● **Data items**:
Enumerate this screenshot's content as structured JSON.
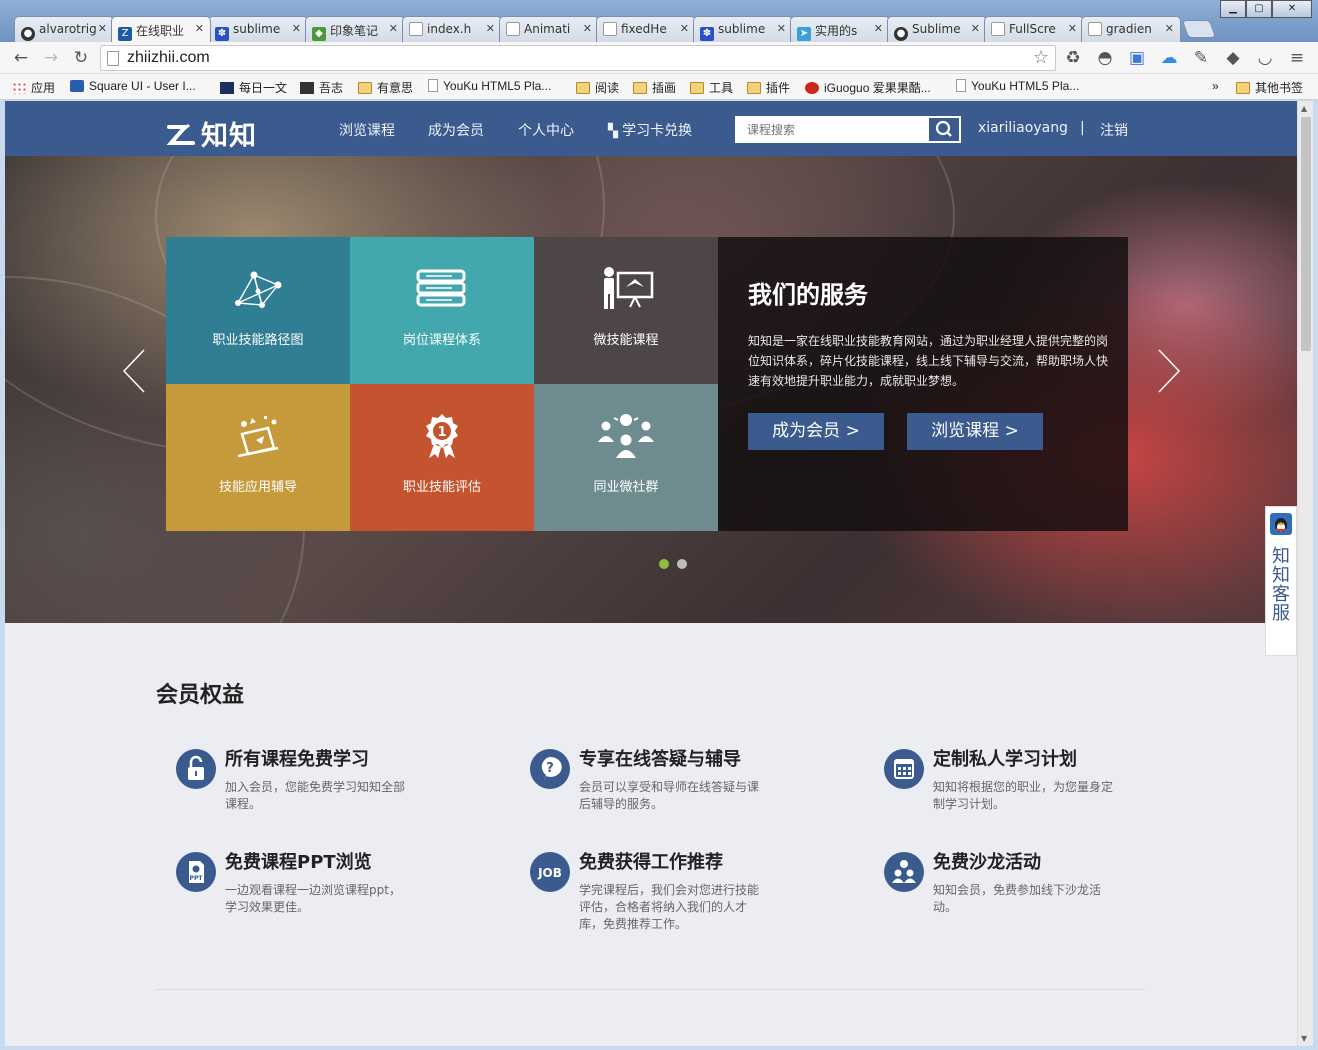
{
  "browser": {
    "tabs": [
      {
        "title": "alvarotrigo",
        "favicon": "github-icon"
      },
      {
        "title": "在线职业",
        "favicon": "zhizhi-icon",
        "active": true
      },
      {
        "title": "sublime",
        "favicon": "baidu-paw-icon"
      },
      {
        "title": "印象笔记",
        "favicon": "evernote-icon"
      },
      {
        "title": "index.h",
        "favicon": "page-icon"
      },
      {
        "title": "Animati",
        "favicon": "page-icon"
      },
      {
        "title": "fixedHe",
        "favicon": "page-icon"
      },
      {
        "title": "sublime",
        "favicon": "baidu-paw-icon"
      },
      {
        "title": "实用的s",
        "favicon": "telegram-icon"
      },
      {
        "title": "Sublime",
        "favicon": "github-icon"
      },
      {
        "title": "FullScre",
        "favicon": "page-icon"
      },
      {
        "title": "gradien",
        "favicon": "page-icon"
      }
    ],
    "address": "zhiizhii.com",
    "bookmarks": [
      {
        "label": "应用",
        "icon": "apps-grid-icon"
      },
      {
        "label": "Square UI - User I...",
        "icon": "square-ui-icon"
      },
      {
        "label": "每日一文",
        "icon": "meiriyiwen-icon"
      },
      {
        "label": "吾志",
        "icon": "wuzhi-icon"
      },
      {
        "label": "有意思",
        "icon": "folder-icon"
      },
      {
        "label": "YouKu HTML5 Pla...",
        "icon": "page-icon"
      },
      {
        "label": "阅读",
        "icon": "folder-icon"
      },
      {
        "label": "插画",
        "icon": "folder-icon"
      },
      {
        "label": "工具",
        "icon": "folder-icon"
      },
      {
        "label": "插件",
        "icon": "folder-icon"
      },
      {
        "label": "iGuoguo 爱果果酷...",
        "icon": "iguoguo-icon"
      },
      {
        "label": "YouKu HTML5 Pla...",
        "icon": "page-icon"
      }
    ],
    "overflow": "»",
    "other_bookmarks": "其他书签"
  },
  "site": {
    "logo": "知知",
    "nav": [
      "浏览课程",
      "成为会员",
      "个人中心",
      "学习卡兑换"
    ],
    "search_placeholder": "课程搜索",
    "username": "xiariliaoyang",
    "separator": "|",
    "logout": "注销"
  },
  "hero": {
    "tiles": [
      {
        "label": "职业技能路径图",
        "color": "#2f7e93",
        "icon": "network-graph-icon"
      },
      {
        "label": "岗位课程体系",
        "color": "#43a8ad",
        "icon": "books-stack-icon"
      },
      {
        "label": "微技能课程",
        "color": "#4e4646",
        "icon": "teacher-board-icon"
      },
      {
        "label": "技能应用辅导",
        "color": "#c59a3a",
        "icon": "laptop-tools-icon"
      },
      {
        "label": "职业技能评估",
        "color": "#c4532f",
        "icon": "award-ribbon-icon"
      },
      {
        "label": "同业微社群",
        "color": "#6e8b8f",
        "icon": "community-icon"
      }
    ],
    "service_title": "我们的服务",
    "service_text": "知知是一家在线职业技能教育网站，通过为职业经理人提供完整的岗位知识体系，碎片化技能课程，线上线下辅导与交流，帮助职场人快速有效地提升职业能力，成就职业梦想。",
    "btn_member": "成为会员  >",
    "btn_browse": "浏览课程  >",
    "active_dot": 0,
    "dot_colors": [
      "#8fbf3a",
      "#bdbdbd"
    ]
  },
  "qq_service": "知知客服",
  "benefits": {
    "title": "会员权益",
    "items": [
      {
        "title": "所有课程免费学习",
        "desc": "加入会员，您能免费学习知知全部课程。",
        "icon": "unlock-icon"
      },
      {
        "title": "专享在线答疑与辅导",
        "desc": "会员可以享受和导师在线答疑与课后辅导的服务。",
        "icon": "question-bubble-icon"
      },
      {
        "title": "定制私人学习计划",
        "desc": "知知将根据您的职业，为您量身定制学习计划。",
        "icon": "calendar-icon"
      },
      {
        "title": "免费课程PPT浏览",
        "desc": "一边观看课程一边浏览课程ppt，学习效果更佳。",
        "icon": "ppt-file-icon"
      },
      {
        "title": "免费获得工作推荐",
        "desc": "学完课程后，我们会对您进行技能评估，合格者将纳入我们的人才库，免费推荐工作。",
        "icon": "job-icon"
      },
      {
        "title": "免费沙龙活动",
        "desc": "知知会员，免费参加线下沙龙活动。",
        "icon": "group-people-icon"
      }
    ]
  },
  "colors": {
    "brand": "#3b5a8e",
    "page_bg": "#ecedf2"
  }
}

● **GIVEN INSTRUCTION**: The records above are to be reproduced exactly; the pictures are to be left out.

● **THE COMPLETED TASK**:
Enumerate this screenshot's content as structured JSON.
{
  "browser": {
    "tabs": [
      {
        "title": "alvarotrigo",
        "favicon": "github-icon"
      },
      {
        "title": "在线职业",
        "favicon": "zhizhi-icon",
        "active": true
      },
      {
        "title": "sublime",
        "favicon": "baidu-paw-icon"
      },
      {
        "title": "印象笔记",
        "favicon": "evernote-icon"
      },
      {
        "title": "index.h",
        "favicon": "page-icon"
      },
      {
        "title": "Animati",
        "favicon": "page-icon"
      },
      {
        "title": "fixedHe",
        "favicon": "page-icon"
      },
      {
        "title": "sublime",
        "favicon": "baidu-paw-icon"
      },
      {
        "title": "实用的s",
        "favicon": "telegram-icon"
      },
      {
        "title": "Sublime",
        "favicon": "github-icon"
      },
      {
        "title": "FullScre",
        "favicon": "page-icon"
      },
      {
        "title": "gradien",
        "favicon": "page-icon"
      }
    ],
    "address": "zhiizhii.com",
    "bookmarks": [
      {
        "label": "应用",
        "icon": "apps-grid-icon"
      },
      {
        "label": "Square UI - User I...",
        "icon": "square-ui-icon"
      },
      {
        "label": "每日一文",
        "icon": "meiriyiwen-icon"
      },
      {
        "label": "吾志",
        "icon": "wuzhi-icon"
      },
      {
        "label": "有意思",
        "icon": "folder-icon"
      },
      {
        "label": "YouKu HTML5 Pla...",
        "icon": "page-icon"
      },
      {
        "label": "阅读",
        "icon": "folder-icon"
      },
      {
        "label": "插画",
        "icon": "folder-icon"
      },
      {
        "label": "工具",
        "icon": "folder-icon"
      },
      {
        "label": "插件",
        "icon": "folder-icon"
      },
      {
        "label": "iGuoguo 爱果果酷...",
        "icon": "iguoguo-icon"
      },
      {
        "label": "YouKu HTML5 Pla...",
        "icon": "page-icon"
      }
    ],
    "overflow": "»",
    "other_bookmarks": "其他书签"
  },
  "site": {
    "logo": "知知",
    "nav": [
      "浏览课程",
      "成为会员",
      "个人中心",
      "学习卡兑换"
    ],
    "search_placeholder": "课程搜索",
    "username": "xiariliaoyang",
    "separator": "|",
    "logout": "注销"
  },
  "hero": {
    "tiles": [
      {
        "label": "职业技能路径图",
        "color": "#2f7e93",
        "icon": "network-graph-icon"
      },
      {
        "label": "岗位课程体系",
        "color": "#43a8ad",
        "icon": "books-stack-icon"
      },
      {
        "label": "微技能课程",
        "color": "#4e4646",
        "icon": "teacher-board-icon"
      },
      {
        "label": "技能应用辅导",
        "color": "#c59a3a",
        "icon": "laptop-tools-icon"
      },
      {
        "label": "职业技能评估",
        "color": "#c4532f",
        "icon": "award-ribbon-icon"
      },
      {
        "label": "同业微社群",
        "color": "#6e8b8f",
        "icon": "community-icon"
      }
    ],
    "service_title": "我们的服务",
    "service_text": "知知是一家在线职业技能教育网站，通过为职业经理人提供完整的岗位知识体系，碎片化技能课程，线上线下辅导与交流，帮助职场人快速有效地提升职业能力，成就职业梦想。",
    "btn_member": "成为会员  >",
    "btn_browse": "浏览课程  >",
    "active_dot": 0,
    "dot_colors": [
      "#8fbf3a",
      "#bdbdbd"
    ]
  },
  "qq_service": "知知客服",
  "benefits": {
    "title": "会员权益",
    "items": [
      {
        "title": "所有课程免费学习",
        "desc": "加入会员，您能免费学习知知全部课程。",
        "icon": "unlock-icon"
      },
      {
        "title": "专享在线答疑与辅导",
        "desc": "会员可以享受和导师在线答疑与课后辅导的服务。",
        "icon": "question-bubble-icon"
      },
      {
        "title": "定制私人学习计划",
        "desc": "知知将根据您的职业，为您量身定制学习计划。",
        "icon": "calendar-icon"
      },
      {
        "title": "免费课程PPT浏览",
        "desc": "一边观看课程一边浏览课程ppt，学习效果更佳。",
        "icon": "ppt-file-icon"
      },
      {
        "title": "免费获得工作推荐",
        "desc": "学完课程后，我们会对您进行技能评估，合格者将纳入我们的人才库，免费推荐工作。",
        "icon": "job-icon"
      },
      {
        "title": "免费沙龙活动",
        "desc": "知知会员，免费参加线下沙龙活动。",
        "icon": "group-people-icon"
      }
    ]
  },
  "colors": {
    "brand": "#3b5a8e",
    "page_bg": "#ecedf2"
  }
}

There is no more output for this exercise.